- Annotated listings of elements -
╔══

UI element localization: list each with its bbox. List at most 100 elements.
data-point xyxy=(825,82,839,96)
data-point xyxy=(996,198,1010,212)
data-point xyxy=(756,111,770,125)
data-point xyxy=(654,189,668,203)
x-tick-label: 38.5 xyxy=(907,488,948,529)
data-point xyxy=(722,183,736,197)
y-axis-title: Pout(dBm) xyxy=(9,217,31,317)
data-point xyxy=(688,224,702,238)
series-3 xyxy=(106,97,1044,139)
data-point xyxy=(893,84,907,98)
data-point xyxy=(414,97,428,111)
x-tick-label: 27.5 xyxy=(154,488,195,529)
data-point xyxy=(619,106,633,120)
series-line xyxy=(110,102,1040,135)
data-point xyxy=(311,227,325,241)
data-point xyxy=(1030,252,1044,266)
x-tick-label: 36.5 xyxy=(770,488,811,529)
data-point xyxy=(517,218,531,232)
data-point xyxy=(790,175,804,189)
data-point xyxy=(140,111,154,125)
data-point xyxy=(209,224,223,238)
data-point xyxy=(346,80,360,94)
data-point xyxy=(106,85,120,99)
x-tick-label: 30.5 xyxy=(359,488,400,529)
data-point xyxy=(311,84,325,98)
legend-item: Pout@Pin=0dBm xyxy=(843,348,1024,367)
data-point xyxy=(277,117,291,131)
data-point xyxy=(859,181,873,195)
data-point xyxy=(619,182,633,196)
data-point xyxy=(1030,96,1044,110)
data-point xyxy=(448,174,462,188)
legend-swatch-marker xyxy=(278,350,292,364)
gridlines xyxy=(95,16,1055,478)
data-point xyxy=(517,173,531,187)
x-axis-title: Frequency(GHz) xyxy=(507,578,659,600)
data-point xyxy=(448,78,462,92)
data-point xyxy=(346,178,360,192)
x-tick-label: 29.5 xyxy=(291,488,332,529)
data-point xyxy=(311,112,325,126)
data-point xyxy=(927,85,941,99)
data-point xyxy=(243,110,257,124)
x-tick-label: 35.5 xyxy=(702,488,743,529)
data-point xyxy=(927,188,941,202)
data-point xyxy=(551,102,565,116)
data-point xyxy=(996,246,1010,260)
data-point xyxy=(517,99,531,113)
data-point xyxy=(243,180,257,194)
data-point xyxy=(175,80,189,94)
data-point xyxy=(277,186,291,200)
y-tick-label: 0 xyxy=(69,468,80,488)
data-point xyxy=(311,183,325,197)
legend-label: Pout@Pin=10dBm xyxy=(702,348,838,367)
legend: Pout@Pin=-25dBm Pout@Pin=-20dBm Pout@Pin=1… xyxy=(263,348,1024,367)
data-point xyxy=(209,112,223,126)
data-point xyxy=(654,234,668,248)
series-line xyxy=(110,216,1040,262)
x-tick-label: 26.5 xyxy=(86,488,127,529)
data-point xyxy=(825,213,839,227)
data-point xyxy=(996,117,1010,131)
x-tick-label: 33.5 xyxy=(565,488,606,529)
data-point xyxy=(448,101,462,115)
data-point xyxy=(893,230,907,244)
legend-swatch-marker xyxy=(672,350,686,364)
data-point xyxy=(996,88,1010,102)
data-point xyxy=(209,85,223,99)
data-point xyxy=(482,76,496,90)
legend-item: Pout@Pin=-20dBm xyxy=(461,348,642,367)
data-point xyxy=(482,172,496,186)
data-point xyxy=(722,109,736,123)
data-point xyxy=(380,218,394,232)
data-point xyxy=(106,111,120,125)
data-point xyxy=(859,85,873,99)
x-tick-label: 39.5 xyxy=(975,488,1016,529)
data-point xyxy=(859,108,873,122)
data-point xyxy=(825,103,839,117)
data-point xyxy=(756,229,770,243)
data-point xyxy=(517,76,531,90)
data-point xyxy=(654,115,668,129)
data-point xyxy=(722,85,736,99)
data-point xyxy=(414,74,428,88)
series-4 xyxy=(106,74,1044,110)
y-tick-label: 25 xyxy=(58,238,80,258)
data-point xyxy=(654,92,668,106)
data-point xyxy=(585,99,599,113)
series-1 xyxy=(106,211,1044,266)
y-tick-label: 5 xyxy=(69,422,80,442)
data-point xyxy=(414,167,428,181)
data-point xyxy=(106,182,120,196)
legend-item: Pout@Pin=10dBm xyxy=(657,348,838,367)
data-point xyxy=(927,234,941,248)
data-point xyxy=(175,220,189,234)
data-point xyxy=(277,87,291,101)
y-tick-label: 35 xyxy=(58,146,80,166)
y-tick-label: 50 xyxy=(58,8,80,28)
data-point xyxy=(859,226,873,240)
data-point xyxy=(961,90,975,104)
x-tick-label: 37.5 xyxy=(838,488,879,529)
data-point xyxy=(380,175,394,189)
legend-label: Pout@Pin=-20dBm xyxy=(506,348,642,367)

╚══

- EXERCISE AIM -
Quote every one of the lines above without changing anything.

- RESPONSE TO THIS EXERCISE -
UI element localization: list each with its bbox. List at most 100 elements.
data-point xyxy=(825,82,839,96)
data-point xyxy=(996,198,1010,212)
data-point xyxy=(756,111,770,125)
data-point xyxy=(654,189,668,203)
x-tick-label: 38.5 xyxy=(907,488,948,529)
data-point xyxy=(722,183,736,197)
y-axis-title: Pout(dBm) xyxy=(9,217,31,317)
data-point xyxy=(688,224,702,238)
series-3 xyxy=(106,97,1044,139)
data-point xyxy=(893,84,907,98)
data-point xyxy=(414,97,428,111)
x-tick-label: 27.5 xyxy=(154,488,195,529)
data-point xyxy=(619,106,633,120)
series-line xyxy=(110,102,1040,135)
data-point xyxy=(311,227,325,241)
data-point xyxy=(1030,252,1044,266)
x-tick-label: 36.5 xyxy=(770,488,811,529)
data-point xyxy=(517,218,531,232)
data-point xyxy=(790,175,804,189)
data-point xyxy=(140,111,154,125)
data-point xyxy=(209,224,223,238)
data-point xyxy=(346,80,360,94)
data-point xyxy=(106,85,120,99)
x-tick-label: 30.5 xyxy=(359,488,400,529)
data-point xyxy=(311,84,325,98)
legend-item: Pout@Pin=0dBm xyxy=(843,348,1024,367)
data-point xyxy=(277,117,291,131)
data-point xyxy=(859,181,873,195)
data-point xyxy=(619,182,633,196)
data-point xyxy=(1030,96,1044,110)
data-point xyxy=(448,174,462,188)
legend-swatch-marker xyxy=(278,350,292,364)
gridlines xyxy=(95,16,1055,478)
data-point xyxy=(517,173,531,187)
x-axis-title: Frequency(GHz) xyxy=(507,578,659,600)
data-point xyxy=(448,78,462,92)
data-point xyxy=(346,178,360,192)
x-tick-label: 29.5 xyxy=(291,488,332,529)
data-point xyxy=(311,112,325,126)
data-point xyxy=(927,85,941,99)
data-point xyxy=(243,110,257,124)
x-tick-label: 35.5 xyxy=(702,488,743,529)
data-point xyxy=(927,188,941,202)
data-point xyxy=(551,102,565,116)
data-point xyxy=(996,246,1010,260)
data-point xyxy=(517,99,531,113)
data-point xyxy=(243,180,257,194)
data-point xyxy=(175,80,189,94)
data-point xyxy=(277,186,291,200)
y-tick-label: 0 xyxy=(69,468,80,488)
data-point xyxy=(311,183,325,197)
legend-label: Pout@Pin=10dBm xyxy=(702,348,838,367)
legend: Pout@Pin=-25dBm Pout@Pin=-20dBm Pout@Pin=1… xyxy=(263,348,1024,367)
data-point xyxy=(209,112,223,126)
data-point xyxy=(654,234,668,248)
series-line xyxy=(110,216,1040,262)
x-tick-label: 26.5 xyxy=(86,488,127,529)
data-point xyxy=(825,213,839,227)
data-point xyxy=(996,117,1010,131)
x-tick-label: 33.5 xyxy=(565,488,606,529)
data-point xyxy=(448,101,462,115)
data-point xyxy=(893,230,907,244)
legend-swatch-marker xyxy=(672,350,686,364)
data-point xyxy=(996,88,1010,102)
data-point xyxy=(209,85,223,99)
data-point xyxy=(482,76,496,90)
legend-item: Pout@Pin=-20dBm xyxy=(461,348,642,367)
data-point xyxy=(482,172,496,186)
data-point xyxy=(722,109,736,123)
data-point xyxy=(380,218,394,232)
data-point xyxy=(106,111,120,125)
data-point xyxy=(859,85,873,99)
x-tick-label: 39.5 xyxy=(975,488,1016,529)
data-point xyxy=(859,108,873,122)
data-point xyxy=(825,103,839,117)
data-point xyxy=(756,229,770,243)
data-point xyxy=(517,76,531,90)
data-point xyxy=(654,115,668,129)
data-point xyxy=(722,85,736,99)
data-point xyxy=(414,74,428,88)
series-4 xyxy=(106,74,1044,110)
y-tick-label: 25 xyxy=(58,238,80,258)
data-point xyxy=(654,92,668,106)
data-point xyxy=(585,99,599,113)
series-1 xyxy=(106,211,1044,266)
y-tick-label: 5 xyxy=(69,422,80,442)
data-point xyxy=(414,167,428,181)
data-point xyxy=(106,182,120,196)
legend-item: Pout@Pin=10dBm xyxy=(657,348,838,367)
data-point xyxy=(927,234,941,248)
data-point xyxy=(175,220,189,234)
data-point xyxy=(277,87,291,101)
y-tick-label: 35 xyxy=(58,146,80,166)
y-tick-label: 50 xyxy=(58,8,80,28)
data-point xyxy=(859,226,873,240)
data-point xyxy=(961,90,975,104)
x-tick-label: 37.5 xyxy=(838,488,879,529)
data-point xyxy=(380,175,394,189)
legend-label: Pout@Pin=-20dBm xyxy=(506,348,642,367)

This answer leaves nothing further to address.